Pick out every line of the entries below where "Elementor" occurs, and copy those lines.
--- begin ---
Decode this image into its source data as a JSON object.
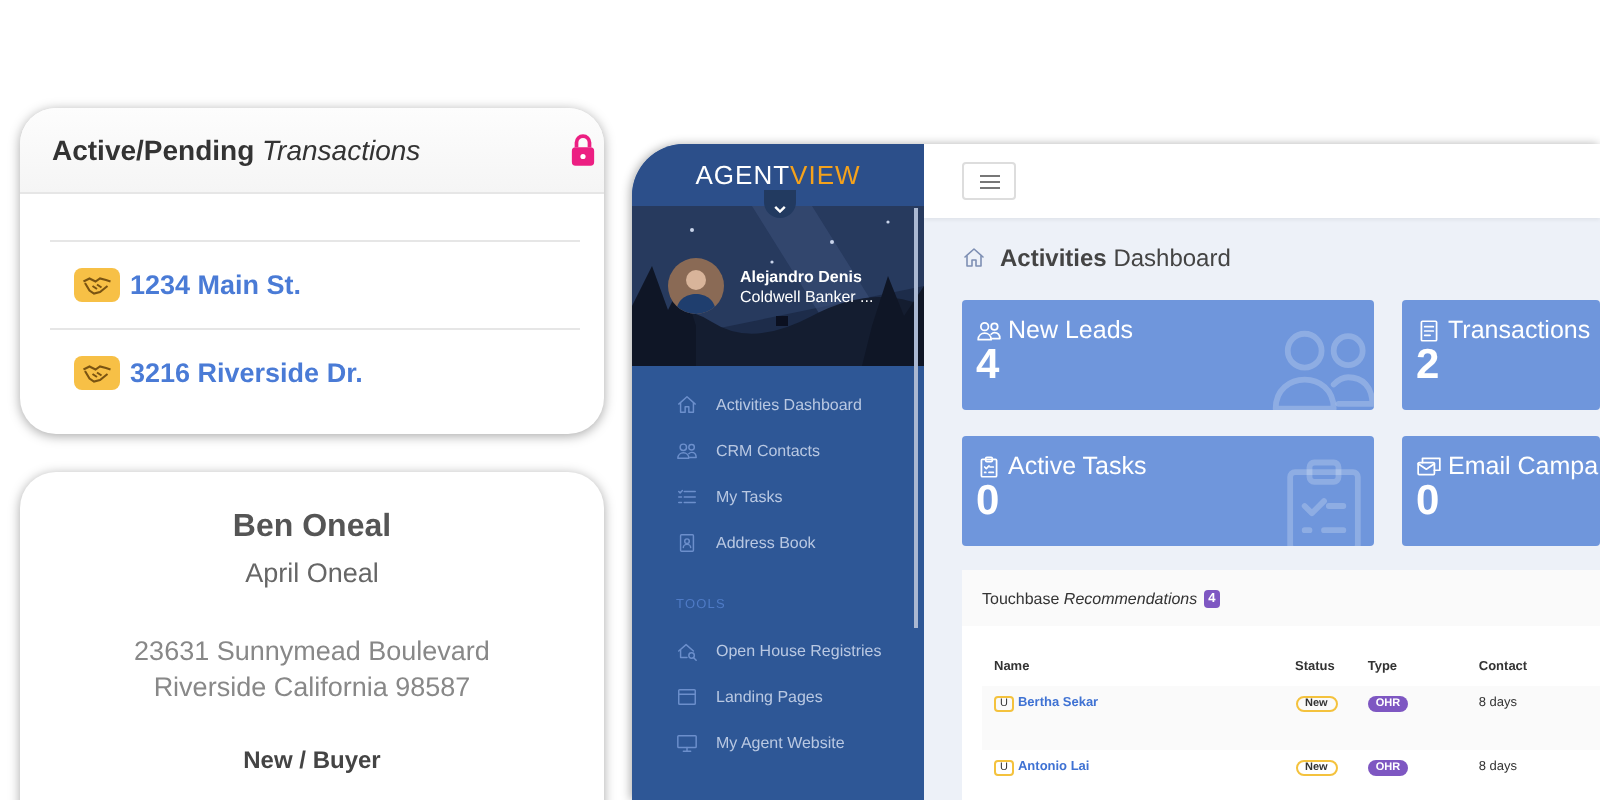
{
  "transactions_card": {
    "title": "**Active/Pending** *Transactions*",
    "locked": true,
    "items": [
      {
        "address": "1234 Main St."
      },
      {
        "address": "3216 Riverside Dr."
      }
    ]
  },
  "contact_card": {
    "name": "Ben Oneal",
    "spouse": "April Oneal",
    "address_lines": [
      "23631 Sunnymead Boulevard",
      "Riverside California 98587"
    ],
    "type": "New / Buyer"
  },
  "app": {
    "logo": [
      {
        "text": "AGENT",
        "accent": false
      },
      {
        "text": "VIEW",
        "accent": true
      }
    ],
    "profile": {
      "name": "Alejandro Denis",
      "company": "Coldwell Banker ..."
    },
    "nav": [
      {
        "label": "Activities Dashboard"
      },
      {
        "label": "CRM Contacts"
      },
      {
        "label": "My Tasks"
      },
      {
        "label": "Address Book"
      }
    ],
    "section_label": "TOOLS",
    "tools": [
      {
        "label": "Open House Registries"
      },
      {
        "label": "Landing Pages"
      },
      {
        "label": "My Agent Website"
      }
    ],
    "page_title": "**Activities** Dashboard",
    "stats": [
      {
        "label": "New Leads",
        "value": "4"
      },
      {
        "label": "Transactions",
        "value": "2"
      },
      {
        "label": "Active Tasks",
        "value": "0"
      },
      {
        "label": "Email Campa",
        "value": "0"
      }
    ],
    "touchbase": {
      "title": "Touchbase *Recommendations*",
      "count": "4",
      "columns": [
        "Name",
        "Status",
        "Type",
        "Contact"
      ],
      "rows": [
        {
          "initial": "U",
          "name": "Bertha Sekar",
          "status": "New",
          "type": "OHR",
          "contact": "8 days"
        },
        {
          "initial": "U",
          "name": "Antonio Lai",
          "status": "New",
          "type": "OHR",
          "contact": "8 days"
        }
      ]
    }
  }
}
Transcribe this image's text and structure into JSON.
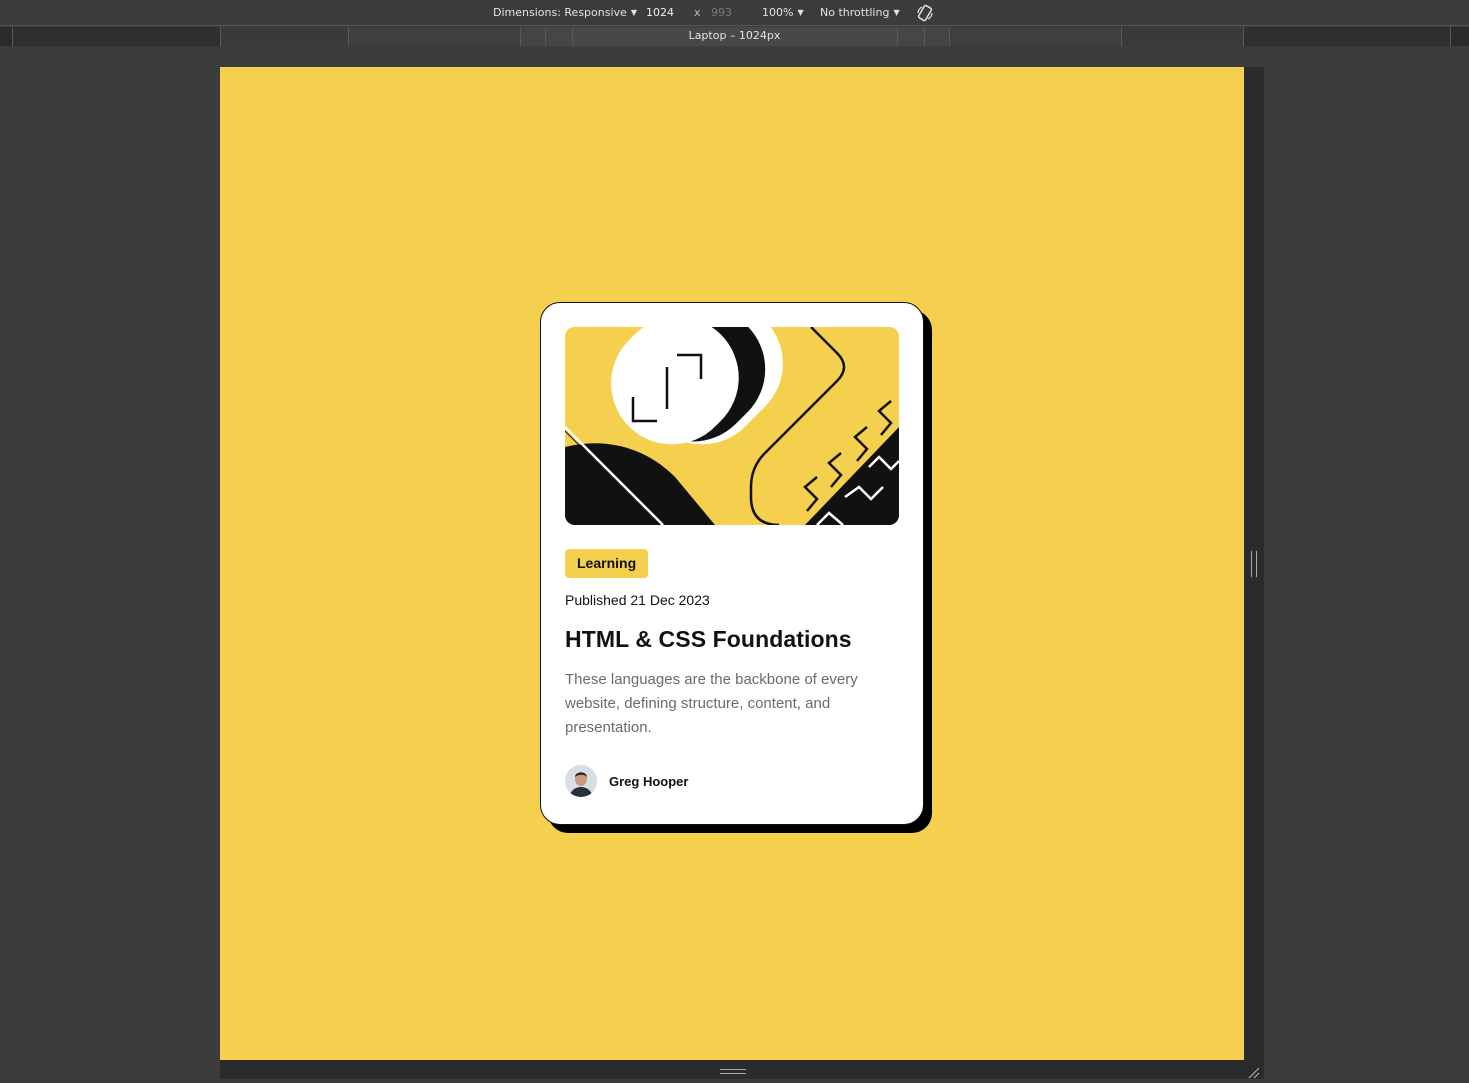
{
  "devtools": {
    "dimensions_label": "Dimensions: Responsive",
    "width": "1024",
    "times": "x",
    "height": "993",
    "zoom": "100%",
    "throttling": "No throttling",
    "media_query_label": "Laptop – 1024px",
    "rotate_icon": "rotate-icon"
  },
  "page": {
    "background_color": "#f4d04e",
    "card": {
      "tag": "Learning",
      "published": "Published 21 Dec 2023",
      "title": "HTML & CSS Foundations",
      "description": "These languages are the backbone of every website, defining structure, content, and presentation.",
      "author": "Greg Hooper"
    }
  }
}
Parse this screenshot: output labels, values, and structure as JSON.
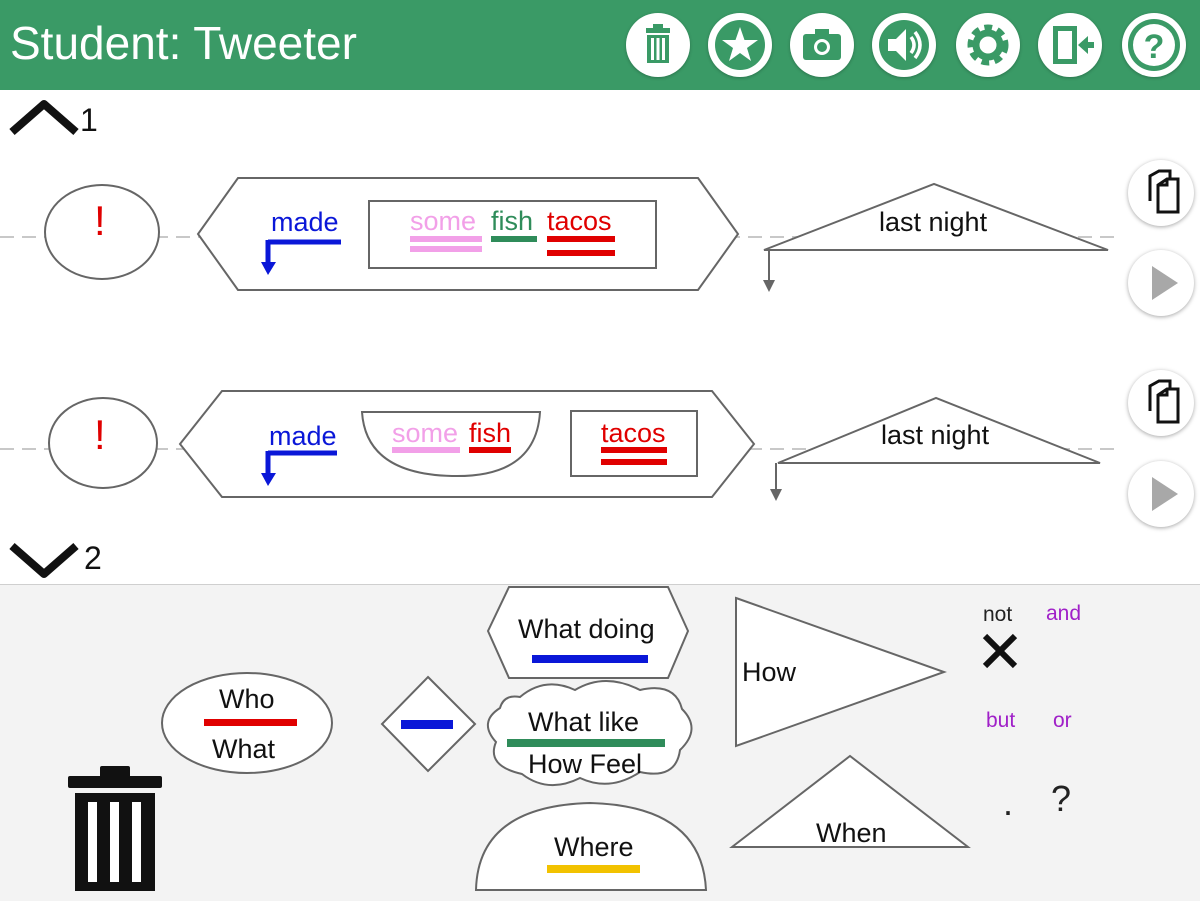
{
  "header": {
    "title": "Student: Tweeter",
    "buttons": [
      "trash-icon",
      "star-icon",
      "camera-icon",
      "speaker-icon",
      "gear-icon",
      "exit-icon",
      "help-icon"
    ]
  },
  "colors": {
    "header": "#3a9a66",
    "verb": "#0a17d8",
    "noun": "#e00000",
    "article": "#f2a0e8",
    "adjective": "#2f8c5a",
    "where": "#f2c200",
    "conjunction": "#a020c8"
  },
  "nav": {
    "up_number": "1",
    "down_number": "2"
  },
  "sentences": [
    {
      "mark": "!",
      "verb": "made",
      "words": [
        "some",
        "fish",
        "tacos"
      ],
      "when": "last night"
    },
    {
      "mark": "!",
      "verb": "made",
      "words": [
        "some",
        "fish",
        "tacos"
      ],
      "when": "last night"
    }
  ],
  "palette": {
    "who": "Who",
    "what": "What",
    "what_doing": "What doing",
    "what_like": "What like",
    "how_feel": "How Feel",
    "where": "Where",
    "how": "How",
    "when": "When",
    "not": "not",
    "and": "and",
    "but": "but",
    "or": "or",
    "period": ".",
    "question": "?"
  }
}
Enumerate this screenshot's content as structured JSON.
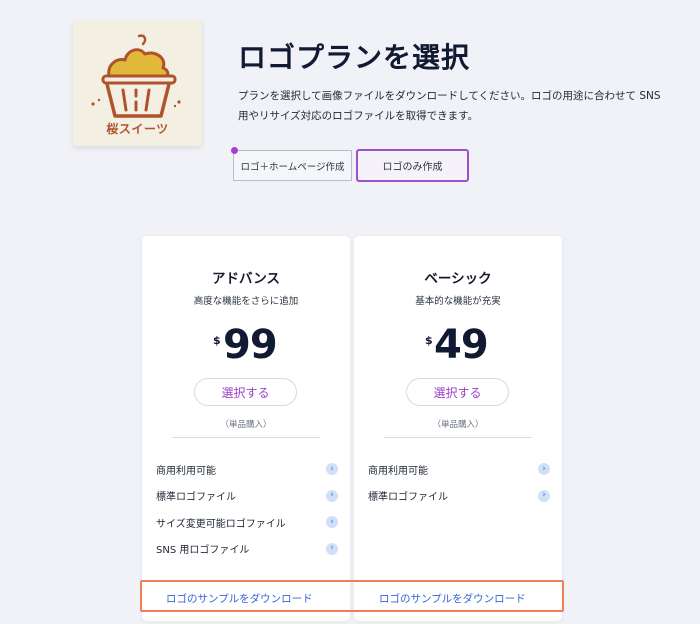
{
  "logo": {
    "text": "桜スイーツ",
    "brand_color": "#b0532d",
    "accent_color": "#e2b83a"
  },
  "header": {
    "title": "ロゴプランを選択",
    "description": "プランを選択して画像ファイルをダウンロードしてください。ロゴの用途に合わせて SNS 用やリサイズ対応のロゴファイルを取得できます。"
  },
  "toggle": {
    "left_label": "ロゴ＋ホームページ作成",
    "right_label": "ロゴのみ作成",
    "selected": "right"
  },
  "plans": [
    {
      "name": "アドバンス",
      "subtitle": "高度な機能をさらに追加",
      "currency": "$",
      "price": "99",
      "button_label": "選択する",
      "note": "（単品購入）",
      "features": [
        "商用利用可能",
        "標準ロゴファイル",
        "サイズ変更可能ロゴファイル",
        "SNS 用ロゴファイル"
      ],
      "download_label": "ロゴのサンプルをダウンロード"
    },
    {
      "name": "ベーシック",
      "subtitle": "基本的な機能が充実",
      "currency": "$",
      "price": "49",
      "button_label": "選択する",
      "note": "（単品購入）",
      "features": [
        "商用利用可能",
        "標準ロゴファイル"
      ],
      "download_label": "ロゴのサンプルをダウンロード"
    }
  ],
  "colors": {
    "accent_purple": "#9b3fc8",
    "link_blue": "#3466d6",
    "highlight_orange": "#f07d55"
  }
}
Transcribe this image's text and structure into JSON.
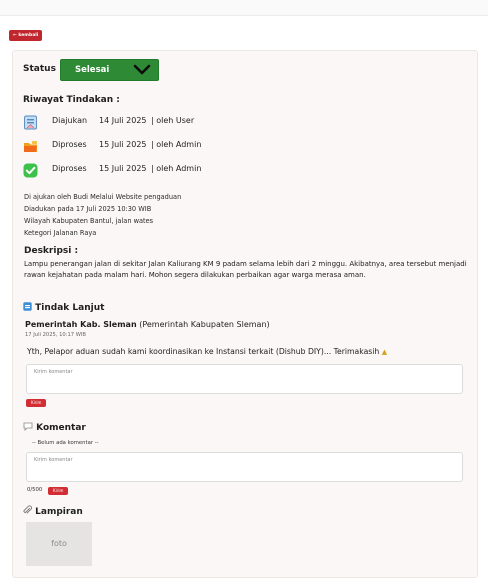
{
  "nav": {
    "back_label": "kembali"
  },
  "status": {
    "label": "Status",
    "value": "Selesai"
  },
  "riwayat": {
    "title": "Riwayat Tindakan :",
    "items": [
      {
        "status": "Diajukan",
        "date": "14 Juli 2025",
        "by": "| oleh User",
        "icon": "document-icon"
      },
      {
        "status": "Diproses",
        "date": "15 Juli 2025",
        "by": "| oleh  Admin",
        "icon": "folder-icon"
      },
      {
        "status": "Diproses",
        "date": "15 Juli 2025",
        "by": "| oleh  Admin",
        "icon": "check-icon"
      }
    ]
  },
  "info": {
    "line1": "Di ajukan oleh  Budi  Melalui Website pengaduan",
    "line2": "Diadukan pada 17 Juli 2025 10:30 WIB",
    "line3": "Wilayah Kabupaten Bantul, jalan wates",
    "line4": "Ketegori Jalanan Raya"
  },
  "deskripsi": {
    "title": "Deskripsi :",
    "body": "Lampu penerangan jalan di sekitar Jalan Kaliurang KM 9 padam selama lebih dari 2 minggu. Akibatnya, area tersebut menjadi rawan kejahatan pada malam hari. Mohon segera dilakukan perbaikan agar warga merasa aman."
  },
  "tindak_lanjut": {
    "title": "Tindak Lanjut",
    "org_name": "Pemerintah Kab. Sleman",
    "org_full": "(Pemerintah Kabupaten Sleman)",
    "date": "17 Juli 2025, 10:17 WIB",
    "message": "Yth, Pelapor aduan sudah kami koordinasikan ke Instansi terkait (Dishub DIY)... Terimakasih",
    "input_placeholder": "Kirim komentar",
    "send_label": "Kirim"
  },
  "komentar": {
    "title": "Komentar",
    "empty_text": "-- Belum ada komentar --",
    "input_placeholder": "Kirim komentar",
    "counter": "0/500",
    "send_label": "Kirim"
  },
  "lampiran": {
    "title": "Lampiran",
    "photo_label": "foto"
  },
  "colors": {
    "accent_red": "#d22d33",
    "status_green": "#2f8a36",
    "card_bg": "#fbf7f6"
  }
}
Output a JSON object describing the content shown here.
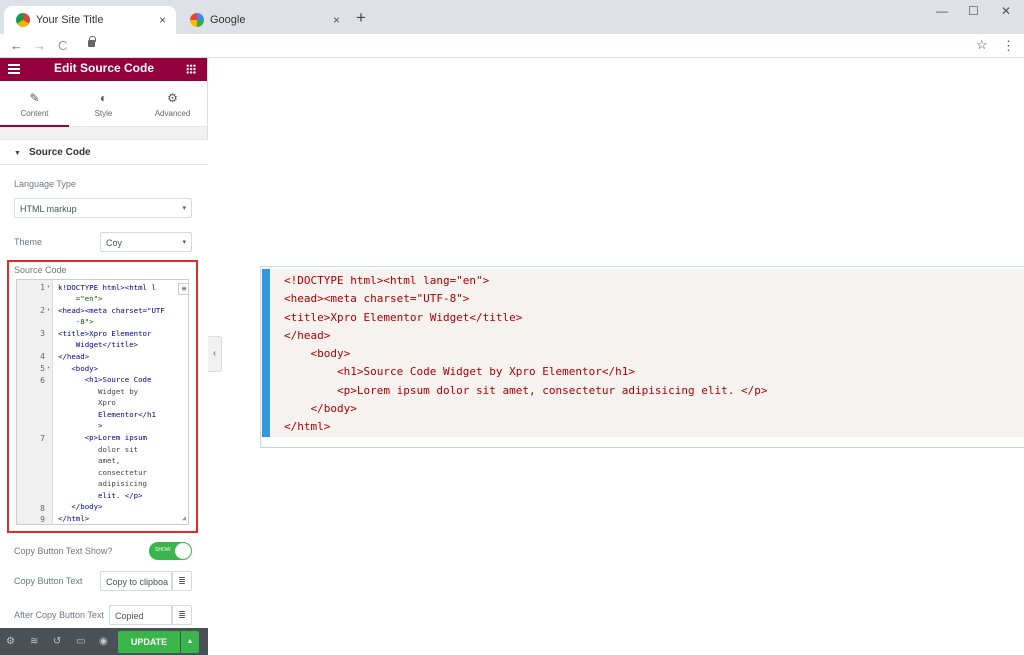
{
  "browser": {
    "tabs": [
      {
        "title": "Your Site Title",
        "active": true
      },
      {
        "title": "Google",
        "active": false
      }
    ],
    "close_glyph": "×",
    "new_tab_glyph": "+",
    "nav": {
      "back": "←",
      "forward": "→",
      "reload": "C"
    },
    "window_controls": {
      "minimize": "—",
      "maximize": "☐",
      "close": "✕"
    },
    "star": "☆",
    "menu": "⋮"
  },
  "panel": {
    "header_title": "Edit Source Code",
    "tabs": [
      {
        "icon": "✎",
        "label": "Content"
      },
      {
        "icon": "◐",
        "label": "Style"
      },
      {
        "icon": "⚙",
        "label": "Advanced"
      }
    ],
    "section_title": "Source Code",
    "section_caret": "▼",
    "language_label": "Language Type",
    "language_value": "HTML markup",
    "theme_label": "Theme",
    "theme_value": "Coy",
    "source_label": "Source Code",
    "copy_show_label": "Copy Button Text Show?",
    "copy_show_toggle": "SHOW",
    "copy_text_label": "Copy Button Text",
    "copy_text_value": "Copy to clipboa",
    "after_copy_label": "After Copy Button Text",
    "after_copy_value": "Copied",
    "update_label": "UPDATE",
    "dropdown_glyph": "▾",
    "collapse_glyph": "‹",
    "footer_icons": [
      "gear-icon",
      "layers-icon",
      "history-icon",
      "responsive-icon",
      "preview-eye-icon"
    ]
  },
  "editor": {
    "line_numbers": [
      "1",
      "2",
      "3",
      "4",
      "5",
      "6",
      "7",
      "8",
      "9"
    ],
    "fold_markers": [
      "▾",
      "▾",
      "▾"
    ],
    "lines": [
      "k!DOCTYPE html><html l",
      "    =\"en\">",
      "<head><meta charset=\"UTF",
      "    -8\">",
      "<title>Xpro Elementor",
      "    Widget</title>",
      "</head>",
      "   <body>",
      "      <h1>Source Code",
      "         Widget by",
      "         Xpro",
      "         Elementor</h1",
      "         >",
      "      <p>Lorem ipsum",
      "         dolor sit",
      "         amet,",
      "         consectetur",
      "         adipisicing",
      "         elit. </p>",
      "   </body>",
      "</html>"
    ]
  },
  "preview": {
    "lines": [
      "<!DOCTYPE html><html lang=\"en\">",
      "<head><meta charset=\"UTF-8\">",
      "<title>Xpro Elementor Widget</title>",
      "</head>",
      "    <body>",
      "        <h1>Source Code Widget by Xpro Elementor</h1>",
      "        <p>Lorem ipsum dolor sit amet, consectetur adipisicing elit. </p>",
      "    </body>",
      "</html>"
    ]
  },
  "colors": {
    "brand": "#93003c",
    "update": "#39b54a",
    "preview_border": "#3498db"
  }
}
--- end ---
→ **Exercise output**:
      "<title>Xpro Elementor",
      "         Elementor</h1",
      "<title>Xpro Elementor Widget</title>",
      "        <h1>Source Code Widget by Xpro Elementor</h1>",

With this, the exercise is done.